Reproduce all the material exactly, minus any pictures it holds.

========

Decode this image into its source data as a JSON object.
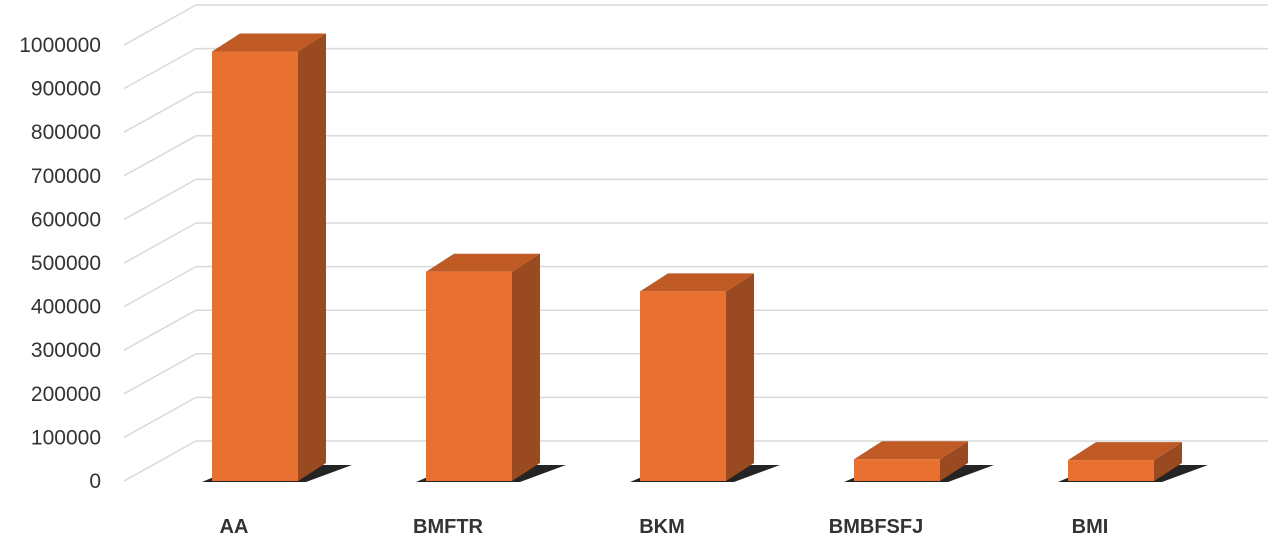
{
  "chart_data": {
    "type": "bar",
    "categories": [
      "AA",
      "BMFTR",
      "BKM",
      "BMBFSFJ",
      "BMI"
    ],
    "values": [
      985000,
      480000,
      435000,
      50000,
      48000
    ],
    "ylim": [
      0,
      1000000
    ],
    "y_ticks": [
      "0",
      "100000",
      "200000",
      "300000",
      "400000",
      "500000",
      "600000",
      "700000",
      "800000",
      "900000",
      "1000000"
    ],
    "grid": true,
    "legend": "none",
    "style": "3d-column",
    "colors": {
      "bar_front": "#E87132",
      "bar_side": "#9A4A21",
      "bar_top": "#BF5A24",
      "grid": "#D9D9D9",
      "shadow": "#111111"
    }
  }
}
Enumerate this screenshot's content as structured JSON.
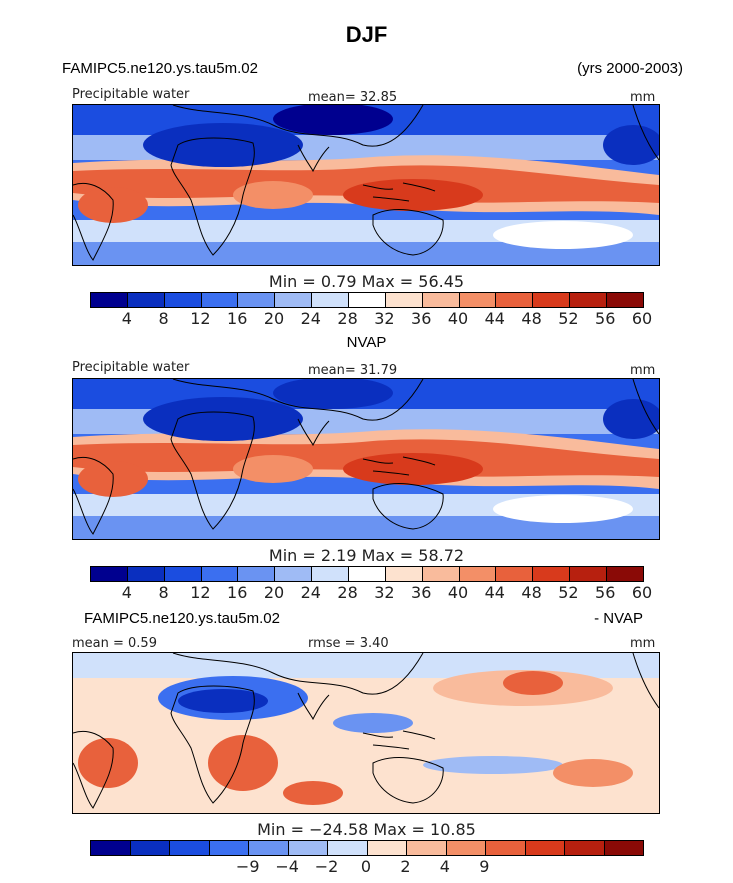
{
  "title": "DJF",
  "panels": [
    {
      "left_header": "FAMIPC5.ne120.ys.tau5m.02",
      "right_header": "(yrs 2000-2003)",
      "var_label": "Precipitable water",
      "stat_label": "mean=  32.85",
      "units": "mm",
      "minmax": "Min =    0.79  Max =   56.45",
      "colorbar_ticks": [
        "4",
        "8",
        "12",
        "16",
        "20",
        "24",
        "28",
        "32",
        "36",
        "40",
        "44",
        "48",
        "52",
        "56",
        "60"
      ],
      "colors": [
        "#00008f",
        "#0a2fbf",
        "#1b4de0",
        "#3b6ff0",
        "#6a93f2",
        "#9fbbf5",
        "#d0e1fb",
        "#ffffff",
        "#fde2cf",
        "#f9bb9c",
        "#f38f67",
        "#e8613c",
        "#d83a1c",
        "#b7200f",
        "#8a0a06"
      ]
    },
    {
      "left_header": "",
      "center_header": "NVAP",
      "var_label": "Precipitable water",
      "stat_label": "mean=  31.79",
      "units": "mm",
      "minmax": "Min =    2.19  Max =   58.72",
      "colorbar_ticks": [
        "4",
        "8",
        "12",
        "16",
        "20",
        "24",
        "28",
        "32",
        "36",
        "40",
        "44",
        "48",
        "52",
        "56",
        "60"
      ],
      "colors": [
        "#00008f",
        "#0a2fbf",
        "#1b4de0",
        "#3b6ff0",
        "#6a93f2",
        "#9fbbf5",
        "#d0e1fb",
        "#ffffff",
        "#fde2cf",
        "#f9bb9c",
        "#f38f67",
        "#e8613c",
        "#d83a1c",
        "#b7200f",
        "#8a0a06"
      ]
    },
    {
      "left_header": "FAMIPC5.ne120.ys.tau5m.02",
      "right_header": "- NVAP",
      "var_label": "mean =   0.59",
      "stat_label": "rmse =    3.40",
      "units": "mm",
      "minmax": "Min = −24.58  Max =  10.85",
      "colorbar_ticks": [
        "−9",
        "−4",
        "−2",
        "0",
        "2",
        "4",
        "9"
      ],
      "colors": [
        "#00008f",
        "#0a2fbf",
        "#1b4de0",
        "#3b6ff0",
        "#6a93f2",
        "#9fbbf5",
        "#d0e1fb",
        "#fde2cf",
        "#f9bb9c",
        "#f38f67",
        "#e8613c",
        "#d83a1c",
        "#b7200f",
        "#8a0a06"
      ]
    }
  ],
  "chart_data": [
    {
      "type": "heatmap",
      "title": "DJF",
      "subtitle": "FAMIPC5.ne120.ys.tau5m.02 (yrs 2000-2003)",
      "variable": "Precipitable water",
      "units": "mm",
      "mean": 32.85,
      "min": 0.79,
      "max": 56.45,
      "contour_levels": [
        4,
        8,
        12,
        16,
        20,
        24,
        28,
        32,
        36,
        40,
        44,
        48,
        52,
        56,
        60
      ]
    },
    {
      "type": "heatmap",
      "title": "NVAP",
      "variable": "Precipitable water",
      "units": "mm",
      "mean": 31.79,
      "min": 2.19,
      "max": 58.72,
      "contour_levels": [
        4,
        8,
        12,
        16,
        20,
        24,
        28,
        32,
        36,
        40,
        44,
        48,
        52,
        56,
        60
      ]
    },
    {
      "type": "heatmap",
      "title": "FAMIPC5.ne120.ys.tau5m.02 - NVAP",
      "units": "mm",
      "mean": 0.59,
      "rmse": 3.4,
      "min": -24.58,
      "max": 10.85,
      "contour_levels": [
        -9,
        -4,
        -2,
        0,
        2,
        4,
        9
      ]
    }
  ]
}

========

● **In response**
Decode this image into its source data as a JSON object.
{
  "chart_data": {
    "type": "bar",
    "categories": [
      "AA",
      "BMFTR",
      "BKM",
      "BMBFSFJ",
      "BMI"
    ],
    "values": [
      985000,
      480000,
      435000,
      50000,
      48000
    ],
    "ylim": [
      0,
      1000000
    ],
    "y_ticks": [
      "0",
      "100000",
      "200000",
      "300000",
      "400000",
      "500000",
      "600000",
      "700000",
      "800000",
      "900000",
      "1000000"
    ],
    "grid": true,
    "legend": "none",
    "style": "3d-column",
    "colors": {
      "bar_front": "#E87132",
      "bar_side": "#9A4A21",
      "bar_top": "#BF5A24",
      "grid": "#D9D9D9",
      "shadow": "#111111"
    }
  }
}
Enumerate this screenshot's content as structured JSON.
{
  "title": "DJF",
  "panels": [
    {
      "left_header": "FAMIPC5.ne120.ys.tau5m.02",
      "right_header": "(yrs 2000-2003)",
      "var_label": "Precipitable water",
      "stat_label": "mean=  32.85",
      "units": "mm",
      "minmax": "Min =    0.79  Max =   56.45",
      "colorbar_ticks": [
        "4",
        "8",
        "12",
        "16",
        "20",
        "24",
        "28",
        "32",
        "36",
        "40",
        "44",
        "48",
        "52",
        "56",
        "60"
      ],
      "colors": [
        "#00008f",
        "#0a2fbf",
        "#1b4de0",
        "#3b6ff0",
        "#6a93f2",
        "#9fbbf5",
        "#d0e1fb",
        "#ffffff",
        "#fde2cf",
        "#f9bb9c",
        "#f38f67",
        "#e8613c",
        "#d83a1c",
        "#b7200f",
        "#8a0a06"
      ]
    },
    {
      "left_header": "",
      "center_header": "NVAP",
      "var_label": "Precipitable water",
      "stat_label": "mean=  31.79",
      "units": "mm",
      "minmax": "Min =    2.19  Max =   58.72",
      "colorbar_ticks": [
        "4",
        "8",
        "12",
        "16",
        "20",
        "24",
        "28",
        "32",
        "36",
        "40",
        "44",
        "48",
        "52",
        "56",
        "60"
      ],
      "colors": [
        "#00008f",
        "#0a2fbf",
        "#1b4de0",
        "#3b6ff0",
        "#6a93f2",
        "#9fbbf5",
        "#d0e1fb",
        "#ffffff",
        "#fde2cf",
        "#f9bb9c",
        "#f38f67",
        "#e8613c",
        "#d83a1c",
        "#b7200f",
        "#8a0a06"
      ]
    },
    {
      "left_header": "FAMIPC5.ne120.ys.tau5m.02",
      "right_header": "- NVAP",
      "var_label": "mean =   0.59",
      "stat_label": "rmse =    3.40",
      "units": "mm",
      "minmax": "Min = −24.58  Max =  10.85",
      "colorbar_ticks": [
        "−9",
        "−4",
        "−2",
        "0",
        "2",
        "4",
        "9"
      ],
      "colors": [
        "#00008f",
        "#0a2fbf",
        "#1b4de0",
        "#3b6ff0",
        "#6a93f2",
        "#9fbbf5",
        "#d0e1fb",
        "#fde2cf",
        "#f9bb9c",
        "#f38f67",
        "#e8613c",
        "#d83a1c",
        "#b7200f",
        "#8a0a06"
      ]
    }
  ],
  "chart_data": [
    {
      "type": "heatmap",
      "title": "DJF",
      "subtitle": "FAMIPC5.ne120.ys.tau5m.02 (yrs 2000-2003)",
      "variable": "Precipitable water",
      "units": "mm",
      "mean": 32.85,
      "min": 0.79,
      "max": 56.45,
      "contour_levels": [
        4,
        8,
        12,
        16,
        20,
        24,
        28,
        32,
        36,
        40,
        44,
        48,
        52,
        56,
        60
      ]
    },
    {
      "type": "heatmap",
      "title": "NVAP",
      "variable": "Precipitable water",
      "units": "mm",
      "mean": 31.79,
      "min": 2.19,
      "max": 58.72,
      "contour_levels": [
        4,
        8,
        12,
        16,
        20,
        24,
        28,
        32,
        36,
        40,
        44,
        48,
        52,
        56,
        60
      ]
    },
    {
      "type": "heatmap",
      "title": "FAMIPC5.ne120.ys.tau5m.02 - NVAP",
      "units": "mm",
      "mean": 0.59,
      "rmse": 3.4,
      "min": -24.58,
      "max": 10.85,
      "contour_levels": [
        -9,
        -4,
        -2,
        0,
        2,
        4,
        9
      ]
    }
  ]
}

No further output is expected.